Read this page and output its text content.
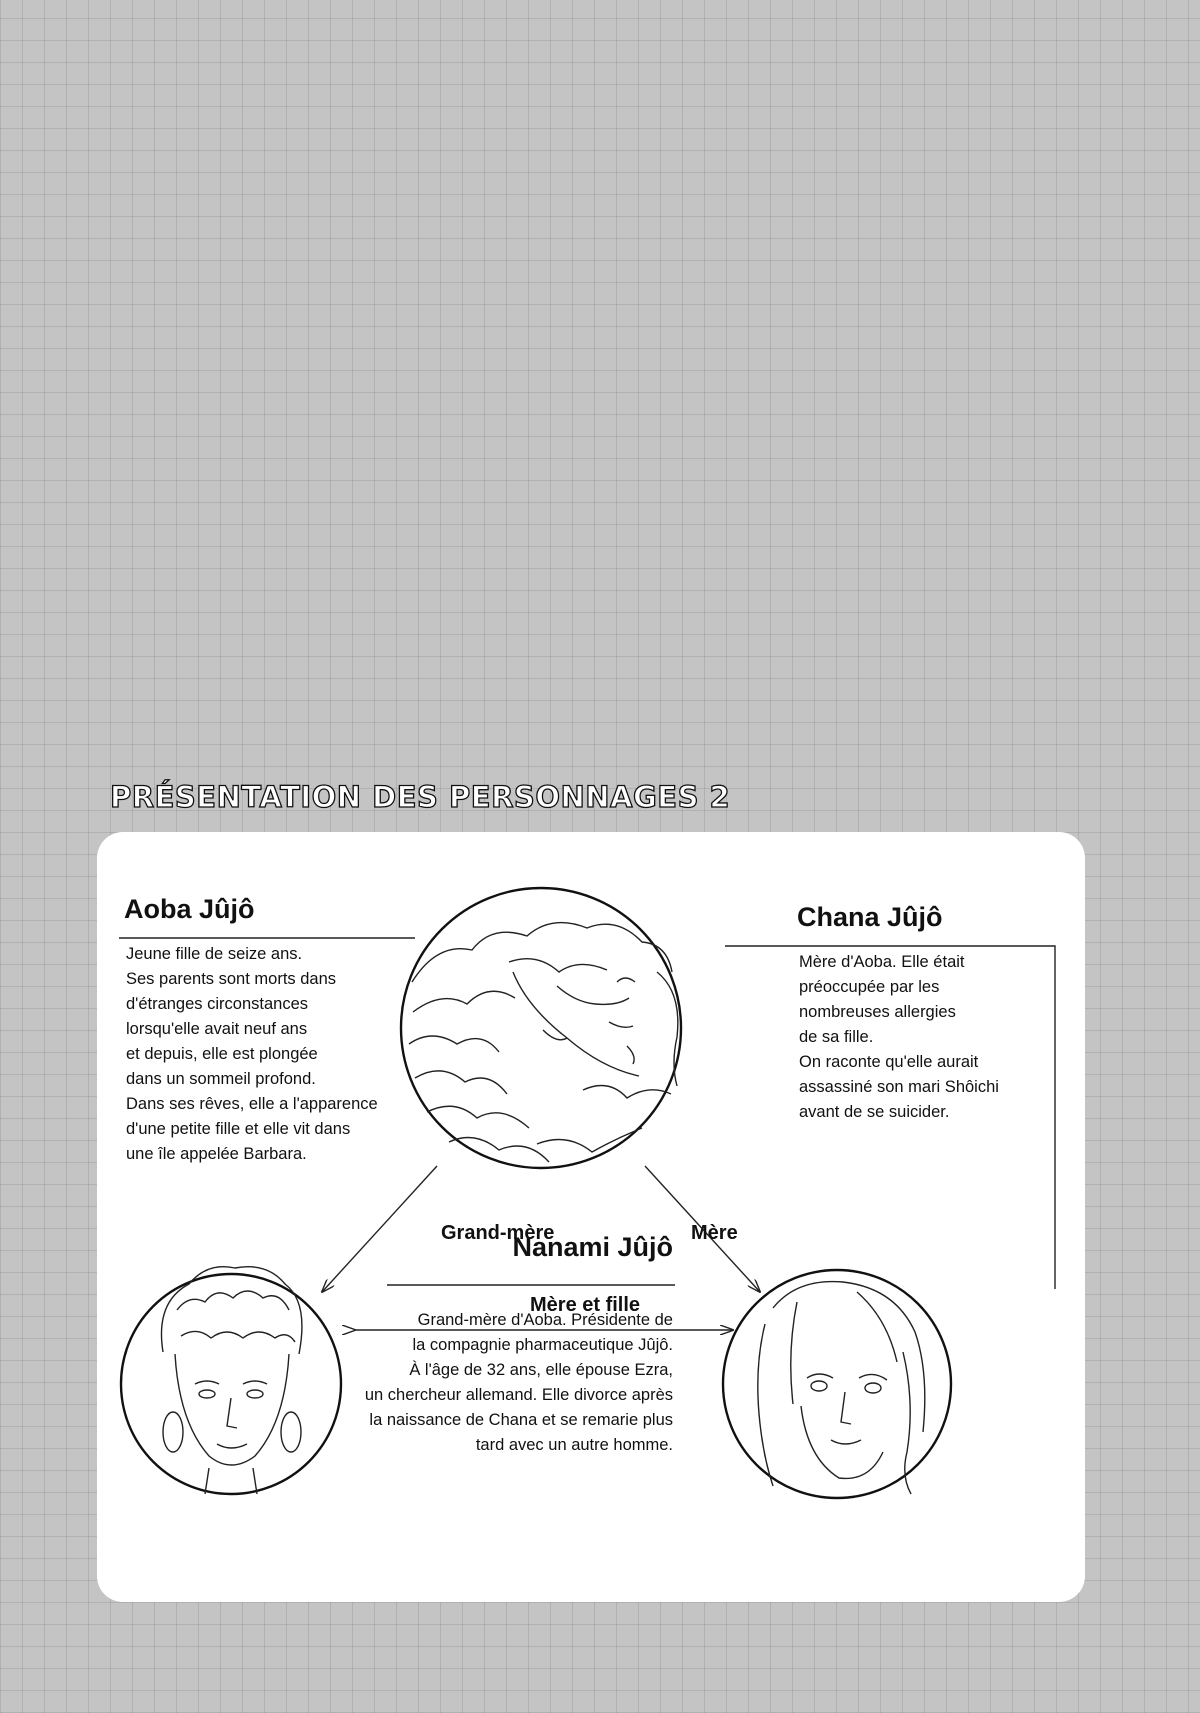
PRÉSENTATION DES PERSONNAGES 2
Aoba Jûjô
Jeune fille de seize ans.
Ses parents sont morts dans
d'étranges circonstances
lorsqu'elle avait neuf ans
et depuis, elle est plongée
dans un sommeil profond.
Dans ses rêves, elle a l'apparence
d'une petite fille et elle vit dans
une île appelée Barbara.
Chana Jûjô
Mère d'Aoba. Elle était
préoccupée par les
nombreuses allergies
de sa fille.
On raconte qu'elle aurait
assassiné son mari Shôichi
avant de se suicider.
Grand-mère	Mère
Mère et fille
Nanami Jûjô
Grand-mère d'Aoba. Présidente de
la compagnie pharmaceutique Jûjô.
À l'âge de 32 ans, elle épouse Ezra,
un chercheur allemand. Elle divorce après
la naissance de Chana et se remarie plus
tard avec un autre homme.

—————

• _PROMPT_
Examine the records and pull out every line where the string "Aoba" occurs.

• _EXERCISE SOLUTION_
Aoba Jûjô
Mère d'Aoba. Elle était
Grand-mère d'Aoba. Présidente de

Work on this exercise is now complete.